[Saved entries]
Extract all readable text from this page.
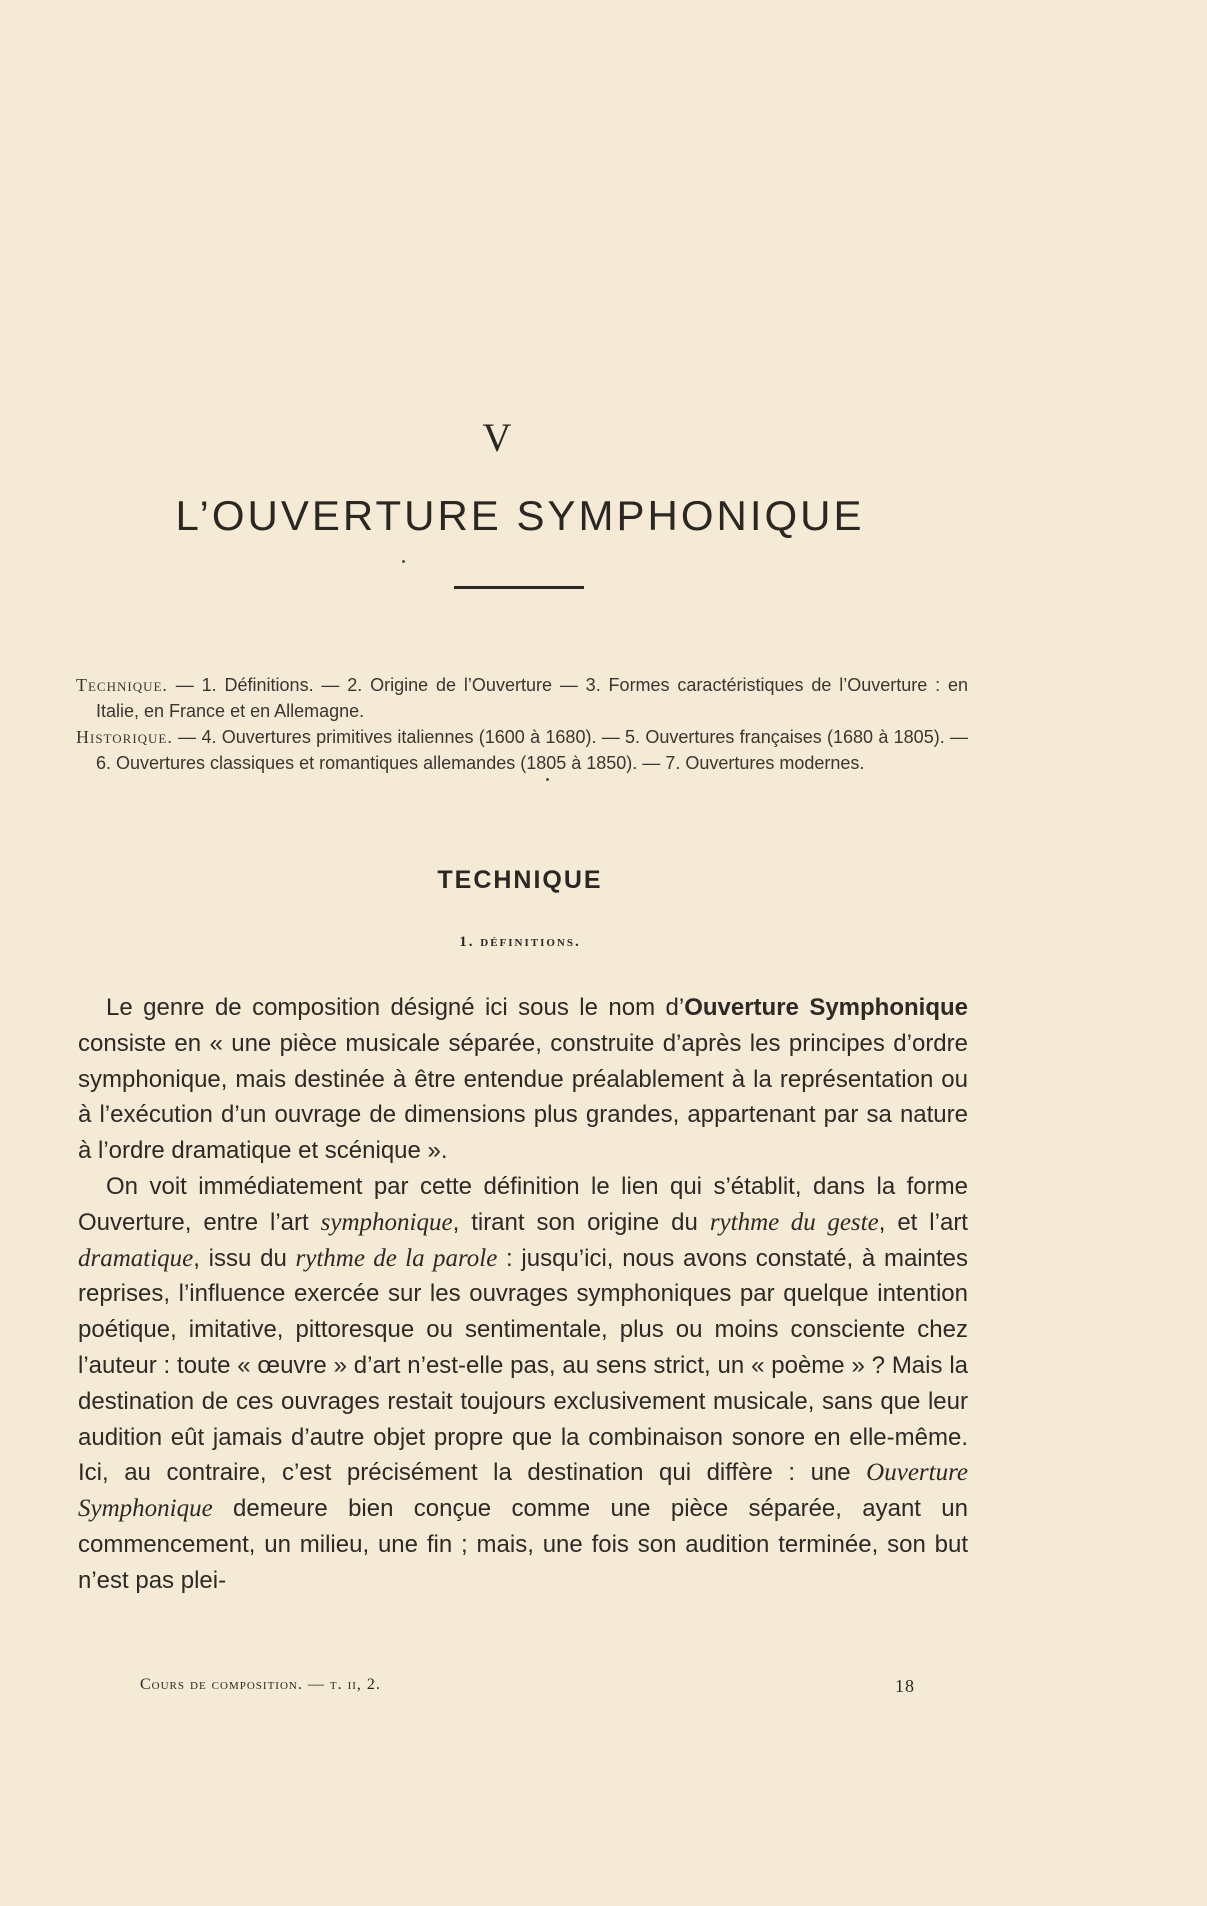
V
L’OUVERTURE SYMPHONIQUE

Technique. — 1. Définitions. — 2. Origine de l’Ouverture — 3. Formes caractéristiques de l’Ouverture : en Italie, en France et en Allemagne.

Historique. — 4. Ouvertures primitives italiennes (1600 à 1680). — 5. Ouvertures françaises (1680 à 1805). — 6. Ouvertures classiques et romantiques allemandes (1805 à 1850). — 7. Ouvertures modernes.

TECHNIQUE
1. définitions.

Le genre de composition désigné ici sous le nom d’Ouverture Symphonique consiste en « une pièce musicale séparée, construite d’après les principes d’ordre symphonique, mais destinée à être entendue préalablement à la représentation ou à l’exécution d’un ouvrage de dimensions plus grandes, appartenant par sa nature à l’ordre dramatique et scénique ».

On voit immédiatement par cette définition le lien qui s’établit, dans la forme Ouverture, entre l’art symphonique, tirant son origine du rythme du geste, et l’art dramatique, issu du rythme de la parole : jusqu’ici, nous avons constaté, à maintes reprises, l’influence exercée sur les ouvrages symphoniques par quelque intention poétique, imitative, pittoresque ou sentimentale, plus ou moins consciente chez l’auteur : toute « œuvre » d’art n’est-elle pas, au sens strict, un « poème » ? Mais la destination de ces ouvrages restait toujours exclusivement musicale, sans que leur audition eût jamais d’autre objet propre que la combinaison sonore en elle-même. Ici, au contraire, c’est précisément la destination qui diffère : une Ouverture Symphonique demeure bien conçue comme une pièce séparée, ayant un commencement, un milieu, une fin ; mais, une fois son audition terminée, son but n’est pas plei-

Cours de composition. — t. ii, 2.	18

*What the task requires:*
Return the whole listing, word for word, and leave out every picture.

*Expected answer:*
Extract all readable text from this page.
V
L’OUVERTURE SYMPHONIQUE

Technique. — 1. Définitions. — 2. Origine de l’Ouverture — 3. Formes caractéristiques de l’Ouverture : en Italie, en France et en Allemagne.

Historique. — 4. Ouvertures primitives italiennes (1600 à 1680). — 5. Ouvertures françaises (1680 à 1805). — 6. Ouvertures classiques et romantiques allemandes (1805 à 1850). — 7. Ouvertures modernes.

TECHNIQUE
1. définitions.

Le genre de composition désigné ici sous le nom d’Ouverture Symphonique consiste en « une pièce musicale séparée, construite d’après les principes d’ordre symphonique, mais destinée à être entendue préalablement à la représentation ou à l’exécution d’un ouvrage de dimensions plus grandes, appartenant par sa nature à l’ordre dramatique et scénique ».

On voit immédiatement par cette définition le lien qui s’établit, dans la forme Ouverture, entre l’art symphonique, tirant son origine du rythme du geste, et l’art dramatique, issu du rythme de la parole : jusqu’ici, nous avons constaté, à maintes reprises, l’influence exercée sur les ouvrages symphoniques par quelque intention poétique, imitative, pittoresque ou sentimentale, plus ou moins consciente chez l’auteur : toute « œuvre » d’art n’est-elle pas, au sens strict, un « poème » ? Mais la destination de ces ouvrages restait toujours exclusivement musicale, sans que leur audition eût jamais d’autre objet propre que la combinaison sonore en elle-même. Ici, au contraire, c’est précisément la destination qui diffère : une Ouverture Symphonique demeure bien conçue comme une pièce séparée, ayant un commencement, un milieu, une fin ; mais, une fois son audition terminée, son but n’est pas plei-

Cours de composition. — t. ii, 2.	18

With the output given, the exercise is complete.